▶ [Goal] Select lines where the word "this" appears.

▶ [Supplied information]
····················

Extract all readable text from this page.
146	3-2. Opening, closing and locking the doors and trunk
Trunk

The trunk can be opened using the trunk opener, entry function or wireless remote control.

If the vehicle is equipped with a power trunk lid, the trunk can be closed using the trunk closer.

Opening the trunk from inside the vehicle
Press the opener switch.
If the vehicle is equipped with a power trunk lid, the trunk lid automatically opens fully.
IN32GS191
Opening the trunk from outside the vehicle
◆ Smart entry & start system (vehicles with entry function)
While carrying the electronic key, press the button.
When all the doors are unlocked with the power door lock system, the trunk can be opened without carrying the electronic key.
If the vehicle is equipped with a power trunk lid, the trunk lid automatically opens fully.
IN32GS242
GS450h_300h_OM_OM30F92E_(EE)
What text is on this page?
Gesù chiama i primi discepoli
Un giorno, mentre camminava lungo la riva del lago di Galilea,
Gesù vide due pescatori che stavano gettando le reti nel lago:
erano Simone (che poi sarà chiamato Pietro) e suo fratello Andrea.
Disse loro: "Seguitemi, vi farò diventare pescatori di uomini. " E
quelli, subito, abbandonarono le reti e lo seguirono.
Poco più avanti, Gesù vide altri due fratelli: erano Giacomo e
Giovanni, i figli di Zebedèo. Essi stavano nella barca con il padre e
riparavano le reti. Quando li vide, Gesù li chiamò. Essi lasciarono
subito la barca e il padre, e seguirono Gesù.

····················

▶ [In response]
Extract all readable text from this page.
What text is on this page?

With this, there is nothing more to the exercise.